▶ Excerpt to read:
Restart is instant. When you edit the server file, Claude Code doesn’t auto-restart MCP servers. You have to restart Claude Code itself, or use the “Restart MCP Server” action in the MCP panel if it’s available. Keep a terminal open with a quick alias for this during active development.
Test the server standalone first. Before wiring into Claude Code, run the server in a terminal and send it raw JSON-RPC manually. The initialize exchange looks like this:
{"jsonrpc":"2.0","id":1,"method":"initialize","params":{"protocolVersion":"2024-11-05","capabilities":{},"clientInfo":{"name":"test","version":"0.0.1"}}}
Pipe that into your server binary. If the server responds with its capabilities JSON, the transport is working. If it hangs or errors, the problem is in your startup code, not your tool logic.
Schema validation errors. If Claude Code calls your tool but your handler throws because the arguments aren’t what you expected, the inputSchema you declared doesn’t match what you’re expecting in the handler. The schema is a contract — it should exactly describe the structure you’re unpacking.

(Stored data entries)
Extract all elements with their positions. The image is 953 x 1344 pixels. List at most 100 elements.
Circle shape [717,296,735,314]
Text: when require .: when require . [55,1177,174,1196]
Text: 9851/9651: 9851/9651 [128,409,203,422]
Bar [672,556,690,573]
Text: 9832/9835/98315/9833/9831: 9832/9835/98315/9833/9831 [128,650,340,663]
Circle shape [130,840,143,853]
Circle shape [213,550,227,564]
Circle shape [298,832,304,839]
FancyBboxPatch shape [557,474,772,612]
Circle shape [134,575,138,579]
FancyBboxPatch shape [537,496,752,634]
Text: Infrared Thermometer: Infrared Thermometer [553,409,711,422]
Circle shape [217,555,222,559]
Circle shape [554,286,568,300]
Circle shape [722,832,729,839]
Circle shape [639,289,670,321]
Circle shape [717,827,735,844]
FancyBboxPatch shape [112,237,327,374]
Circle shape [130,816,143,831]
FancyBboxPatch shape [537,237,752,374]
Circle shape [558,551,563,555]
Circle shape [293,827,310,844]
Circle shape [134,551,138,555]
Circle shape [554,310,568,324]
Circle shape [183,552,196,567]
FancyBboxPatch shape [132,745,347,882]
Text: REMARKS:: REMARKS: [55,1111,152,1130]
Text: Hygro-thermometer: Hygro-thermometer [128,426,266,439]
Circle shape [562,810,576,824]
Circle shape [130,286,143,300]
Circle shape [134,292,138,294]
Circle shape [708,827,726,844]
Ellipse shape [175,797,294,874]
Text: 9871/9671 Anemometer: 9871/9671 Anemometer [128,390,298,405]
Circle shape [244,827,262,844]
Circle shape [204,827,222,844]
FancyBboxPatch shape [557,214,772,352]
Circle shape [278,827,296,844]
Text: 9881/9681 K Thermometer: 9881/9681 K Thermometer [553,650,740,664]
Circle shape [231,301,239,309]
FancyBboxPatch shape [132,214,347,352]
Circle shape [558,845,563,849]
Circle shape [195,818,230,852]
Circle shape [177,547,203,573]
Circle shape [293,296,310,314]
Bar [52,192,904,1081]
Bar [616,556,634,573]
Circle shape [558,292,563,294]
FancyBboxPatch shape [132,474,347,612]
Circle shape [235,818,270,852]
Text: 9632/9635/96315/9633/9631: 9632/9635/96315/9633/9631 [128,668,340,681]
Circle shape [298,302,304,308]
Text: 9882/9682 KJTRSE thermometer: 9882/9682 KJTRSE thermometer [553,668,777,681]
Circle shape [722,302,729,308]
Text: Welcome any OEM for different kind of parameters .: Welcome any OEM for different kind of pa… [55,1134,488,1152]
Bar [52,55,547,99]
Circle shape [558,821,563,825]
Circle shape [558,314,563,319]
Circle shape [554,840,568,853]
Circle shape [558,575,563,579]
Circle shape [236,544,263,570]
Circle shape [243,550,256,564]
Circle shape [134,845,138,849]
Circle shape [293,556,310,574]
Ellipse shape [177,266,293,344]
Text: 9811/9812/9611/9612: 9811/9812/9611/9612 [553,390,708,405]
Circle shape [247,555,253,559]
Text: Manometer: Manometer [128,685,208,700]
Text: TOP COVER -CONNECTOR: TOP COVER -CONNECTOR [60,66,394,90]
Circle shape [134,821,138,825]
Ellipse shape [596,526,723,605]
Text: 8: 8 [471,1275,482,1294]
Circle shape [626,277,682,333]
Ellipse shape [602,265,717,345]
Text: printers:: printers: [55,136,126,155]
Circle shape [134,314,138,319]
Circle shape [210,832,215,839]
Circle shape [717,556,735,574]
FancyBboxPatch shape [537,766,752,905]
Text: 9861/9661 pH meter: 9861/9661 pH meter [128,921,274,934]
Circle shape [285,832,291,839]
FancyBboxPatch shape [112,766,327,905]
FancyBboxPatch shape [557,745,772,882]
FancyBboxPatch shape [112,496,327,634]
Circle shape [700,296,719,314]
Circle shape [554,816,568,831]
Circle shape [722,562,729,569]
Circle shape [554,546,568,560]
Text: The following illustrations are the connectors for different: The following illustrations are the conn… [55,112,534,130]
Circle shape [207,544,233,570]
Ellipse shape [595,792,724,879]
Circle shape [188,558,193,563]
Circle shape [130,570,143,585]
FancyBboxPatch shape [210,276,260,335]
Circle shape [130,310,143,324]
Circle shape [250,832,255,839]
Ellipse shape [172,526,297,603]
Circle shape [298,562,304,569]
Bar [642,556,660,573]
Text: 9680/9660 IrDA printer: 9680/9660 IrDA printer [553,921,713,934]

▶ Exercise: Set down the section of the MCP server passage word for word, starting at "Schema validation errors." and ending at "structure you’re unpacking.".

▶ Reply:
Schema validation errors. If Claude Code calls your tool but your handler throws because the arguments aren’t what you expected, the inputSchema you declared doesn’t match what you’re expecting in the handler. The schema is a contract — it should exactly describe the structure you’re unpacking.